Exercise goal » Rewrite the football profile's passage starting with "That's just the" and going on through "a landing spot.", with "landing spot" changed to "fresh start".

Provided text »

|---|

What neither of the two know is that Atoe has suffered a compound fracture in one of the middle metacarpal bones in his hand. Atoe finished the game, though he only tallied two more assisted tackles. Following the game, Atoe took his glove off, and looked down to see bone sticking out.
"He finally took the gloves off, and you could see it, and we said ‘Maybe we should get this taken care of,'" Tulloch laughs. "He's a beast."
That's just the kind of player Atoe was for Tulloch for these past two years. It's the exact type of player Tulloch knew he was getting when his former player – Phil Jordan – called him on the eve of classes in 2011 and told him that his younger brother – Atoe – could use a landing spot.
"I've got a great rapport with Phil. I always keep in touch with Phil, and Phil called and told me about Sam's situation and said, ‘Would you be interested in talking to him?' I said, ‘Absolutely.' It just kind of worked out," Tulloch says. "I took a look at him, I watched him on tape, and we talked. I said we wanted him to play defense, and he was working out with Santa Rosa, and they wanted him to play offense, and I guess he wanted to play on the defensive side of the ball. He had to make a quick decision, because we were starting classes.
"We were starting school the next day, and Sam had to kind of take a leap of faith, but he knew our program, kind of grew up around our program, with Phil playing here. He wanted to play on defense, and it just ended up being a great fit."
That leap of faith paid off for both player and coach, as Atoe became one of the emotional leaders for the Bulldogs, a role cemented by the fact that, despite missing the final two games with the broken hand (Atoe refused to sit out the next game against rival and eventual CCCAA state champion Butte CC, against whom he returned a kickoff for 15 yards and tallied three tackle, one tackle for loss, one sack and one fumble recovery), he won the team's Most Inspirational award on Monday night.
"He's an amazing young man," says Tulloch. "Forget Sam as a football player; he's just a great person. He's a leader. I try to bring my little kids around him as much as possible, and I hope they can grow up to be like him. He carries himself like a professional. He works his tail off. He has great energy all the time. He does everything right."
Atoe returned nine kickoffs for 267 yards and four punts for 27 yards as a sophomore for the Bulldogs, and on defense, racked up 41 tackles, 3.5 sacks, a team-leading 11.5 tackles for loss and one pass breakup.
"Sam, flat-out, he's a ballplayer. You can put Sam anywhere. You can put him at running back, you can put him at receiver, you can put him at DB, he's returned kicks, he's returned punts, he's covered punts, he's covered kicks, he drove the bus to away games – I think he did it all," Tulloch says. "Sam, seriously, he can play anywhere on our team and make us better."
Atoe has been around the field quite a bit since his days at Santa Rosa (Calif.) Maria Carrillo. He's played in the defensive backfield, tailback, inside linebacker and outside linebacker. He's found a home, though, at a position that takes advantage of all of his attributes.
"He played our Pit safety, he played free safety, he played nickel, he played dime. He played a little bit of everything for us," says Tulloch. "He played mostly down in the box or on the edge of the box for us this year, so he's comfortable doing it, and I think, at the next level, that's where he's going to excel. You see NFL teams going with less linebackers and more hybrid guys – guys that are athletic enough to play DB, but physical enough to play in the box. Sam's like that. If there's a guy that I would compare him to, he's got a little bit of Rodney Harrison in him. He's about that same size, he's got the same build."
Because of his unique skill set, Atoe was used regularly in the slot, where he was matched up against shiftier receivers.
"He can cover," Tulloch says. "He covered in the slot, then he'd go bang in the box with the linemen. He's confortable everywhere. When he gets to Cal, he's going to just ride in, and his work ethic is going to get him on the field, right off the bat. He's going to be a guy that, you're going to find a way to get a young man like that on the field – a guy who flies around, who, every play, is all out to the ball.
"You're going to find a place to get him on the field. They're going to play him as the field nickel, so underneath coverage, walling the No. 2 receiver vertical, blitzing off the edge, a lot of the underneath adjustments. He's going to do a lot of things for them."

|---|

Image layout annotations:
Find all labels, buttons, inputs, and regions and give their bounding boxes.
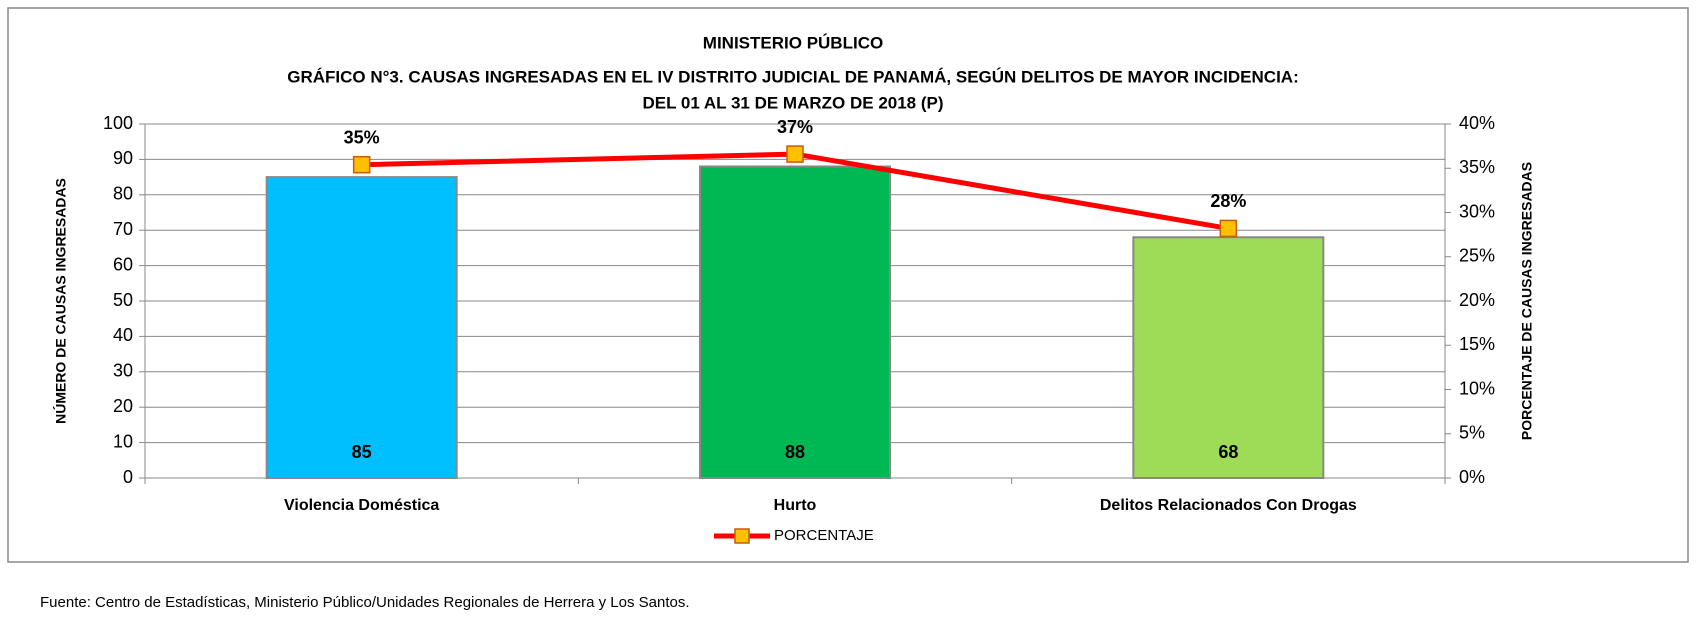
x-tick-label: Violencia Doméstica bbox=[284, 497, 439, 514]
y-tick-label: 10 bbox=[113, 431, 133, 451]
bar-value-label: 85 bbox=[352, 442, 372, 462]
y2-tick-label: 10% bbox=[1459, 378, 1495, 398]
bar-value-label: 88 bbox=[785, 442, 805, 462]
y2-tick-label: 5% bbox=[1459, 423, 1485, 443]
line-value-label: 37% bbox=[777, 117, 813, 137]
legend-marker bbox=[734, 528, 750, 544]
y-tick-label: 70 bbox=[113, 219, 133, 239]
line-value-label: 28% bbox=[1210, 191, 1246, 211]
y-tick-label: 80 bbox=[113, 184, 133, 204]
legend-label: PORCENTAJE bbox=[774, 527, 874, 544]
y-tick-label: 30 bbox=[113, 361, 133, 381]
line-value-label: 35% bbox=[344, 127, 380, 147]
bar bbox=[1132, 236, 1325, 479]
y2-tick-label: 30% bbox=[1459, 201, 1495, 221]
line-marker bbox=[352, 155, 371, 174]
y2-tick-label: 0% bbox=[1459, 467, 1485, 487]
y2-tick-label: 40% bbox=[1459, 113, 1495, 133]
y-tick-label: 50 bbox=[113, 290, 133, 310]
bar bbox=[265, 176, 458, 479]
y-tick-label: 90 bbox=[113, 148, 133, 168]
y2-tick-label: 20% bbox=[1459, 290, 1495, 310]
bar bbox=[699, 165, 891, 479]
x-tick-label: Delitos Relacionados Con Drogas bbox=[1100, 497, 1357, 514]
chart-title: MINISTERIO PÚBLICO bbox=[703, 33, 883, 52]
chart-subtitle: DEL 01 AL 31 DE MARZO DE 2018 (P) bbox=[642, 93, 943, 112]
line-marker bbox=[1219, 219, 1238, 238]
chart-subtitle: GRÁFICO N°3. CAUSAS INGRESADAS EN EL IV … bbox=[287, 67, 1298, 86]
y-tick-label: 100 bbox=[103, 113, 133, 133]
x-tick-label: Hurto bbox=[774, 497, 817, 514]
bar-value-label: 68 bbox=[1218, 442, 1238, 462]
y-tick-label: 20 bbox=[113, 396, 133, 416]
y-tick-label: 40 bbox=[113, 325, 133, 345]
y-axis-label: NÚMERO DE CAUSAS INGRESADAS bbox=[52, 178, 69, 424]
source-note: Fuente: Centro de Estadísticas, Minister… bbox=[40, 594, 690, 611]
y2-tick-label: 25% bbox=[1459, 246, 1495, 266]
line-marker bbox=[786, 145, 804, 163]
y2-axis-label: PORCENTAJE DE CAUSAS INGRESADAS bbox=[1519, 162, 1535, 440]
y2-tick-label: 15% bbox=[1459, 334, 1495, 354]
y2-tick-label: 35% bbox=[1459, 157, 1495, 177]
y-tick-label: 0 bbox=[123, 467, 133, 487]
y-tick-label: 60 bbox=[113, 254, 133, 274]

|---|

Complete output »
That's just the kind of player Atoe was for Tulloch for these past two years. It's the exact type of player Tulloch knew he was getting when his former player – Phil Jordan – called him on the eve of classes in 2011 and told him that his younger brother – Atoe – could use a fresh start.